■ WHAT IS BEING ASKED ■
Make an exact transcription of the material, leaving out all images.

start PROVIDED DATA

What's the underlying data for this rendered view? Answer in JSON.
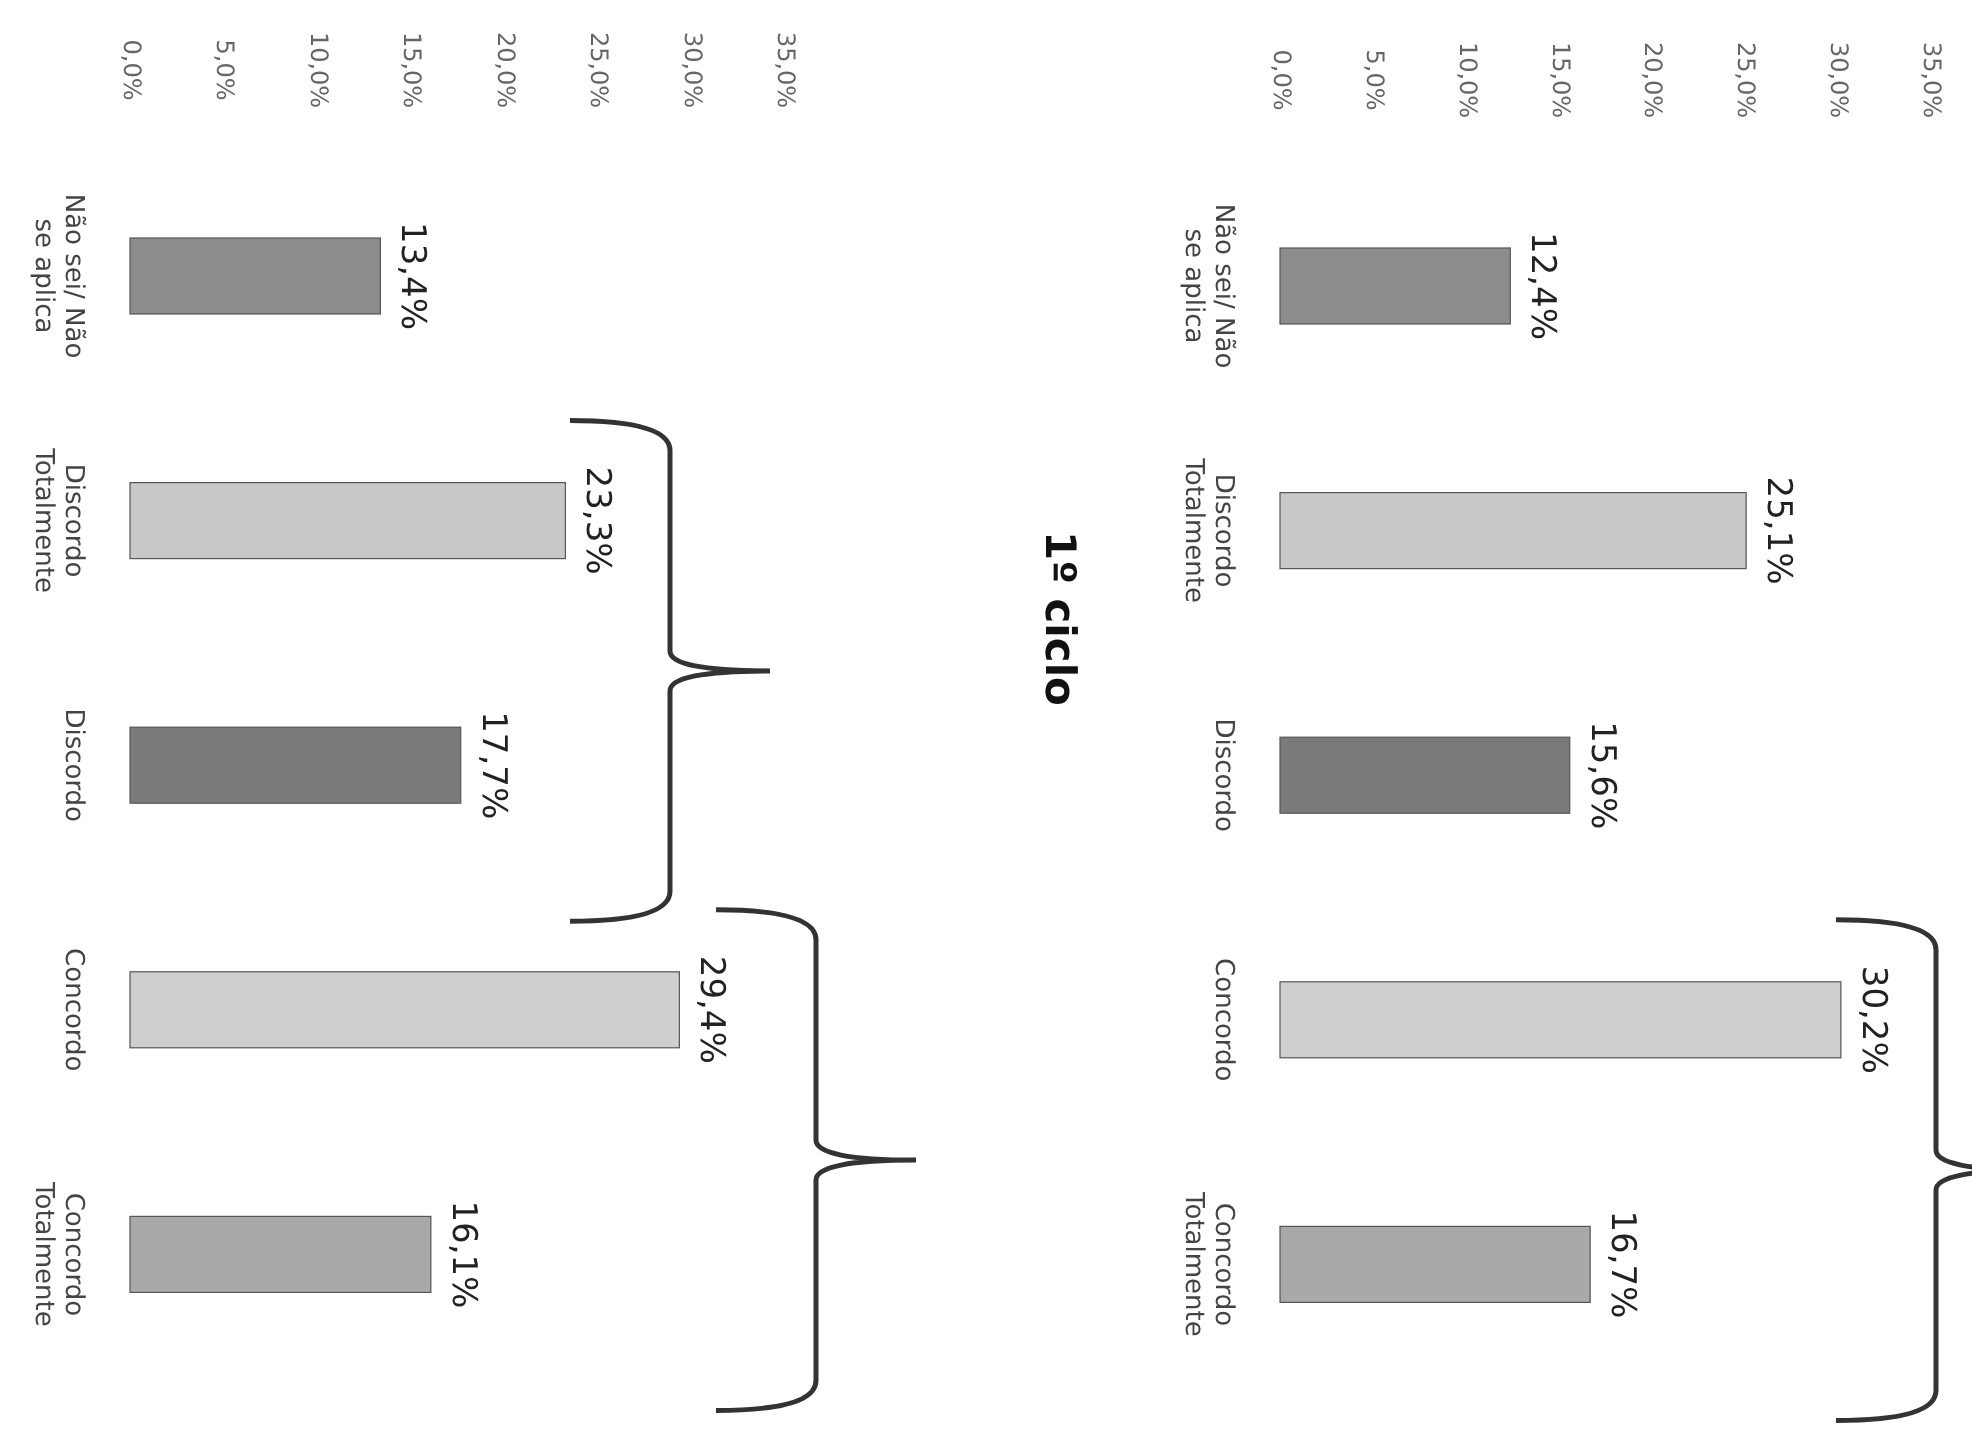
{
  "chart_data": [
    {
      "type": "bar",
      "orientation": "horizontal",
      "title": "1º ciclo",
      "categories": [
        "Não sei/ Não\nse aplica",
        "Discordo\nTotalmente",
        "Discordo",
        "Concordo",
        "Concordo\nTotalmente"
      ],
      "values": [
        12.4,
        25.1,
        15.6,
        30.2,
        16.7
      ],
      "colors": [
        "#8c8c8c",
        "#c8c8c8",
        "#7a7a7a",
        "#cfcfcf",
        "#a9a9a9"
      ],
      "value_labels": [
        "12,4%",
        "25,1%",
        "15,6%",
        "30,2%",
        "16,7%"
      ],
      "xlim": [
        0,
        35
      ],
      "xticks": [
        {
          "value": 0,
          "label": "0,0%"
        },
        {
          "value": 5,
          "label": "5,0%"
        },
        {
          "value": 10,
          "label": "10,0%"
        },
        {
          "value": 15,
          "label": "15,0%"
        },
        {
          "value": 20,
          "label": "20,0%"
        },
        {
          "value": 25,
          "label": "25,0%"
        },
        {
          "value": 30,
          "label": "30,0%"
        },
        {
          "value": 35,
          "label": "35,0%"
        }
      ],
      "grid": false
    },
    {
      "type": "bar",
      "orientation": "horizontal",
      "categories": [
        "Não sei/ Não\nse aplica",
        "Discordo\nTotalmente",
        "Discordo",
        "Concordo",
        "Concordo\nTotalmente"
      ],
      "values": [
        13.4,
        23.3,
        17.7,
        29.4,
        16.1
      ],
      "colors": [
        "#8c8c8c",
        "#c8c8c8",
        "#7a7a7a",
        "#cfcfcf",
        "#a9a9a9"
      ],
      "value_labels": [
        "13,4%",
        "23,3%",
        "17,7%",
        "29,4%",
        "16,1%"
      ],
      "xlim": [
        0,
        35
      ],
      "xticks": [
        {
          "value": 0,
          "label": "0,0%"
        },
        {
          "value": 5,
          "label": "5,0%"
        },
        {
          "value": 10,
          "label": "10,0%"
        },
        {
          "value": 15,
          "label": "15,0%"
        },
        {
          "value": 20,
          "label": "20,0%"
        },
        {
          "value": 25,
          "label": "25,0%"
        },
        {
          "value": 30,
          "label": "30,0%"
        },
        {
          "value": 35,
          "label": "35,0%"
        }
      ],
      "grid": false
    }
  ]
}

end PROVIDED DATA

■ SOLUTION FOR THIS TASK ■
What's the underlying data for this rendered view? Answer in JSON.
{
  "chart_data": [
    {
      "type": "bar",
      "orientation": "horizontal",
      "title": "1º ciclo",
      "categories": [
        "Não sei/ Não\nse aplica",
        "Discordo\nTotalmente",
        "Discordo",
        "Concordo",
        "Concordo\nTotalmente"
      ],
      "values": [
        12.4,
        25.1,
        15.6,
        30.2,
        16.7
      ],
      "colors": [
        "#8c8c8c",
        "#c8c8c8",
        "#7a7a7a",
        "#cfcfcf",
        "#a9a9a9"
      ],
      "value_labels": [
        "12,4%",
        "25,1%",
        "15,6%",
        "30,2%",
        "16,7%"
      ],
      "xlim": [
        0,
        35
      ],
      "xticks": [
        {
          "value": 0,
          "label": "0,0%"
        },
        {
          "value": 5,
          "label": "5,0%"
        },
        {
          "value": 10,
          "label": "10,0%"
        },
        {
          "value": 15,
          "label": "15,0%"
        },
        {
          "value": 20,
          "label": "20,0%"
        },
        {
          "value": 25,
          "label": "25,0%"
        },
        {
          "value": 30,
          "label": "30,0%"
        },
        {
          "value": 35,
          "label": "35,0%"
        }
      ],
      "grid": false
    },
    {
      "type": "bar",
      "orientation": "horizontal",
      "categories": [
        "Não sei/ Não\nse aplica",
        "Discordo\nTotalmente",
        "Discordo",
        "Concordo",
        "Concordo\nTotalmente"
      ],
      "values": [
        13.4,
        23.3,
        17.7,
        29.4,
        16.1
      ],
      "colors": [
        "#8c8c8c",
        "#c8c8c8",
        "#7a7a7a",
        "#cfcfcf",
        "#a9a9a9"
      ],
      "value_labels": [
        "13,4%",
        "23,3%",
        "17,7%",
        "29,4%",
        "16,1%"
      ],
      "xlim": [
        0,
        35
      ],
      "xticks": [
        {
          "value": 0,
          "label": "0,0%"
        },
        {
          "value": 5,
          "label": "5,0%"
        },
        {
          "value": 10,
          "label": "10,0%"
        },
        {
          "value": 15,
          "label": "15,0%"
        },
        {
          "value": 20,
          "label": "20,0%"
        },
        {
          "value": 25,
          "label": "25,0%"
        },
        {
          "value": 30,
          "label": "30,0%"
        },
        {
          "value": 35,
          "label": "35,0%"
        }
      ],
      "grid": false
    }
  ]
}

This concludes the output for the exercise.